>>>

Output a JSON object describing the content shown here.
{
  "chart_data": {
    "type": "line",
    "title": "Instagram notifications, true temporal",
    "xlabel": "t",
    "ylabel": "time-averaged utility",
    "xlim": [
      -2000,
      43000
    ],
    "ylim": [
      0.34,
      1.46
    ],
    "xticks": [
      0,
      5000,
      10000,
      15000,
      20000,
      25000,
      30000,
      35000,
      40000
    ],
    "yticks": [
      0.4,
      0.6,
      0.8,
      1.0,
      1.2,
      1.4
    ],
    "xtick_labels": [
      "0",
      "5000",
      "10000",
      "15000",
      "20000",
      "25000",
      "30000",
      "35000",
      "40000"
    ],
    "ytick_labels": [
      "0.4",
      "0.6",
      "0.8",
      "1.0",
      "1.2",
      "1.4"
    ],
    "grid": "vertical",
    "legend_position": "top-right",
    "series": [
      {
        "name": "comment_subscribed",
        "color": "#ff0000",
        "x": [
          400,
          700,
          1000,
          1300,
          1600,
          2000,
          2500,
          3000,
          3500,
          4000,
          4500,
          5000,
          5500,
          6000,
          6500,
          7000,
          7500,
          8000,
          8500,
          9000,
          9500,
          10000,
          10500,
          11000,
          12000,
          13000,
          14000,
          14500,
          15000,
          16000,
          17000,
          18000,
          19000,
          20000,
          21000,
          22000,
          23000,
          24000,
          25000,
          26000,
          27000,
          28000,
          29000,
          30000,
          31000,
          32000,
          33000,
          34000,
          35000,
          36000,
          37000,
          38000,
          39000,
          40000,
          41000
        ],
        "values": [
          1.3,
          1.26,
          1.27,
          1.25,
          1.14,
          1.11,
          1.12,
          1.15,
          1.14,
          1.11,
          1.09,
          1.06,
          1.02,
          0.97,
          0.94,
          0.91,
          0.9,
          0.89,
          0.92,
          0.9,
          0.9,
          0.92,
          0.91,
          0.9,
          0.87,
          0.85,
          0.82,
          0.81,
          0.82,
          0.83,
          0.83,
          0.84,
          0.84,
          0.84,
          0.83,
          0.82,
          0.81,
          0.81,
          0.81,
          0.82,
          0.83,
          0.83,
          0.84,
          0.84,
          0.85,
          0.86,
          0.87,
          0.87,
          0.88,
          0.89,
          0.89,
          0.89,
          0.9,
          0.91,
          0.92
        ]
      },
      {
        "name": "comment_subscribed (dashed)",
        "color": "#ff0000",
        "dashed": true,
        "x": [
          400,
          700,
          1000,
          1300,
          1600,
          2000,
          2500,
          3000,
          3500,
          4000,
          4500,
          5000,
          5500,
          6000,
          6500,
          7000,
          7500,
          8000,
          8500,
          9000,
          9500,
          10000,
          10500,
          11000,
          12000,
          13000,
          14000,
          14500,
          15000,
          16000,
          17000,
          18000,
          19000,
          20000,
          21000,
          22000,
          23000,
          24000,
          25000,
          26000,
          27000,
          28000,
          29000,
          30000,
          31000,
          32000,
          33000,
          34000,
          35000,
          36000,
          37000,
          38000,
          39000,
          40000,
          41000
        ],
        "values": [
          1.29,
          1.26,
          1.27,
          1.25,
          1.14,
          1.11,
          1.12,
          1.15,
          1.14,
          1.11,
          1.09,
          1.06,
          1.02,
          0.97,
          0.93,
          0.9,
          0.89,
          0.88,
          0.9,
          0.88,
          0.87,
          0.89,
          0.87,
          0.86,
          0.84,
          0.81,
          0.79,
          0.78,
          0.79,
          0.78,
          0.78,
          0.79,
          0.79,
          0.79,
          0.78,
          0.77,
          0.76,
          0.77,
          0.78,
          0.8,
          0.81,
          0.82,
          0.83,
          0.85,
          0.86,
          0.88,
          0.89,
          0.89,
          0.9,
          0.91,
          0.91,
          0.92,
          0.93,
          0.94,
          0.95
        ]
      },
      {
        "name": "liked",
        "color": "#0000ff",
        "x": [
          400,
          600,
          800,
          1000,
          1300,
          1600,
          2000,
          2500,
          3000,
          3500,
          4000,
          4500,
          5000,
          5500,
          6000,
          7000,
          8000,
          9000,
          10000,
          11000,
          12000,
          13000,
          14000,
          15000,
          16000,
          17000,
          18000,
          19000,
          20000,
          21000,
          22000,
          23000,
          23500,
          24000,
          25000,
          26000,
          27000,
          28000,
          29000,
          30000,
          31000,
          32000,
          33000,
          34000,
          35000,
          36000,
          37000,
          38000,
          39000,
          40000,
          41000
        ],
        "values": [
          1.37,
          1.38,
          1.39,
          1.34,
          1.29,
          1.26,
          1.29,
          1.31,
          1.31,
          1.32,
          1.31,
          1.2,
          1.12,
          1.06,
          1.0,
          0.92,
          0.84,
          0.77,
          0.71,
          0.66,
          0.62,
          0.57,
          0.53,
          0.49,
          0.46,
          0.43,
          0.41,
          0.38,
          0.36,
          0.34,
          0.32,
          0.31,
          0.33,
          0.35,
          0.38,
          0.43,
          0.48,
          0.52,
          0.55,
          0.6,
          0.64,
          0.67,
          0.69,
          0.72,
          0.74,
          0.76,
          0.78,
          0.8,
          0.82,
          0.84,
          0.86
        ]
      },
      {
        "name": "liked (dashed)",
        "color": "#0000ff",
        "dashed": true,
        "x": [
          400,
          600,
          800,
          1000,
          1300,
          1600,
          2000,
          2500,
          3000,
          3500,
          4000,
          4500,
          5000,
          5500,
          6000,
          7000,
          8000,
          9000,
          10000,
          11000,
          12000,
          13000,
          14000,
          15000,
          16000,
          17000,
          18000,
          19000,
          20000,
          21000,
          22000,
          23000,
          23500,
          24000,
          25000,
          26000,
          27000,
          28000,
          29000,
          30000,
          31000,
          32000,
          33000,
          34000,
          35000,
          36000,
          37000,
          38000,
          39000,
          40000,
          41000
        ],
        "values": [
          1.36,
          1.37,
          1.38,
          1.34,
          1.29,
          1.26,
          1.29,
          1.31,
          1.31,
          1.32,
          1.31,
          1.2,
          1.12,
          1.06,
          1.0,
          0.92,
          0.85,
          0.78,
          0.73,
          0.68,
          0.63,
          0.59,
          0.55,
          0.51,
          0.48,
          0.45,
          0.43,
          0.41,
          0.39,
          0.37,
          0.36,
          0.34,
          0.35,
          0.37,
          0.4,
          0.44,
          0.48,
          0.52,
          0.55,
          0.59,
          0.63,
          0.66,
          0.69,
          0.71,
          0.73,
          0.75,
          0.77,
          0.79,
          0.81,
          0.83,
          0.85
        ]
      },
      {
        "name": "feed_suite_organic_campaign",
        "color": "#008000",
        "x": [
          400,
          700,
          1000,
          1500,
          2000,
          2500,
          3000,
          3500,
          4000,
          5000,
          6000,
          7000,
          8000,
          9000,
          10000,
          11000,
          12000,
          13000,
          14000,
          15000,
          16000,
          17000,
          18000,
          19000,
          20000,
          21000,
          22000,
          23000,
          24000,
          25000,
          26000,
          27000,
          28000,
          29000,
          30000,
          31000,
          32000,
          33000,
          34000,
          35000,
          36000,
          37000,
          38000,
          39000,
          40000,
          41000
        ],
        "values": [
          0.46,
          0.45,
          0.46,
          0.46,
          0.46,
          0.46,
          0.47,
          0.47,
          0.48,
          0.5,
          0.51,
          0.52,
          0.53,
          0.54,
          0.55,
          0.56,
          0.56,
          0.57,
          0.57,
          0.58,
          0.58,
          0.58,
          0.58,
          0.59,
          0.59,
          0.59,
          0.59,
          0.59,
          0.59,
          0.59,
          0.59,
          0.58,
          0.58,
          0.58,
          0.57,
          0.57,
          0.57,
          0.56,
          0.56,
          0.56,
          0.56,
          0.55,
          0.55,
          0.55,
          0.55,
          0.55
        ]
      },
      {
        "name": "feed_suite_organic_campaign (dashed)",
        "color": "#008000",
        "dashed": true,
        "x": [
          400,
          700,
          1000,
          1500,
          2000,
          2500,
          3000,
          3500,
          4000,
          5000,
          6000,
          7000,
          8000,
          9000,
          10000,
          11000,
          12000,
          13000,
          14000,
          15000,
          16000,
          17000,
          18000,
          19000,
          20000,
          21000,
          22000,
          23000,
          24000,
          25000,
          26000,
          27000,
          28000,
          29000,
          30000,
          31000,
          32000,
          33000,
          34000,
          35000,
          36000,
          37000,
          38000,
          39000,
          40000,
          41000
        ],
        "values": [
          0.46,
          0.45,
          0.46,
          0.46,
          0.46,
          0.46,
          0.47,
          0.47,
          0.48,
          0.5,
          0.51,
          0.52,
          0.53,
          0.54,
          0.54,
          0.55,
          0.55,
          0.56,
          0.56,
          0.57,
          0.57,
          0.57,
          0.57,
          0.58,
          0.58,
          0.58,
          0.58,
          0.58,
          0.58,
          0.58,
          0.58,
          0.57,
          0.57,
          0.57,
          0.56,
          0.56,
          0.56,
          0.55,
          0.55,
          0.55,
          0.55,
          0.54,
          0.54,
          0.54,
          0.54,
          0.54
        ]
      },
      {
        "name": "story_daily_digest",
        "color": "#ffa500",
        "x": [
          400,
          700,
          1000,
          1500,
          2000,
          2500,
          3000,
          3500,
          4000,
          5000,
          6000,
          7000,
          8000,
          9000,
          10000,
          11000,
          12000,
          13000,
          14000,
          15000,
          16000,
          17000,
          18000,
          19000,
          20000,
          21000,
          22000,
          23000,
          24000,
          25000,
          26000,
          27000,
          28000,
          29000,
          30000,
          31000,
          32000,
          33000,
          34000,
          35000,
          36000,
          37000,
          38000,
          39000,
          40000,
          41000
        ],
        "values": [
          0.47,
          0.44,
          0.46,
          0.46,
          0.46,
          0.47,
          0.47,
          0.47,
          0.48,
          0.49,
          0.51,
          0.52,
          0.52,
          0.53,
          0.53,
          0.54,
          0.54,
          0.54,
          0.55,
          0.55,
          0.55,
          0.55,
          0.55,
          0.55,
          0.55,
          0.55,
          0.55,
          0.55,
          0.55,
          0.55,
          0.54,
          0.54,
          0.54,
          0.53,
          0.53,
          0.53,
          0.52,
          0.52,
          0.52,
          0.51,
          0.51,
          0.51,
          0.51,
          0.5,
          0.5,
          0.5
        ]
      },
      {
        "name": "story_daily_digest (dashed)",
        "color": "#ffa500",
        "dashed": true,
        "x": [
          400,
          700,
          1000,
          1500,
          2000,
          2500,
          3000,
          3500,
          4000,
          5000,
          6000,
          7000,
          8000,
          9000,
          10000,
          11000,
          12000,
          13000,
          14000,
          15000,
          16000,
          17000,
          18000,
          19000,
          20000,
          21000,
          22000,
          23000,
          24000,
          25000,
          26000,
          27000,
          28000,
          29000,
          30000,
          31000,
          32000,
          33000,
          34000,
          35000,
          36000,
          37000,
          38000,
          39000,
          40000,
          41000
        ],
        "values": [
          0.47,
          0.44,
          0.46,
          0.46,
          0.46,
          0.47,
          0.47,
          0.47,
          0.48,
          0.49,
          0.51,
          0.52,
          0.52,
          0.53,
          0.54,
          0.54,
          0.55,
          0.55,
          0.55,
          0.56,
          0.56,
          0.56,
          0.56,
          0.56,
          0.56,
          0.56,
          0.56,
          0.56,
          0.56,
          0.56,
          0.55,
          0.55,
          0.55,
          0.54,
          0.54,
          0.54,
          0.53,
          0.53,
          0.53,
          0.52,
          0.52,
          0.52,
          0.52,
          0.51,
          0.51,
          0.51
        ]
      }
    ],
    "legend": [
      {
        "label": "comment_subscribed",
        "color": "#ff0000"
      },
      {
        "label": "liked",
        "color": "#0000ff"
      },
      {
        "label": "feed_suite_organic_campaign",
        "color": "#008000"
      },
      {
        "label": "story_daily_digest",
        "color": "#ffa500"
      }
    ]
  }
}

<<<

CHALLENGE: From the entries above, copy out every line where the string "name" appears.

TASK RESPONSE:
        "name": "comment_subscribed",
        "name": "comment_subscribed (dashed)",
        "name": "liked",
        "name": "liked (dashed)",
        "name": "feed_suite_organic_campaign",
        "name": "feed_suite_organic_campaign (dashed)",
        "name": "story_daily_digest",
        "name": "story_daily_digest (dashed)",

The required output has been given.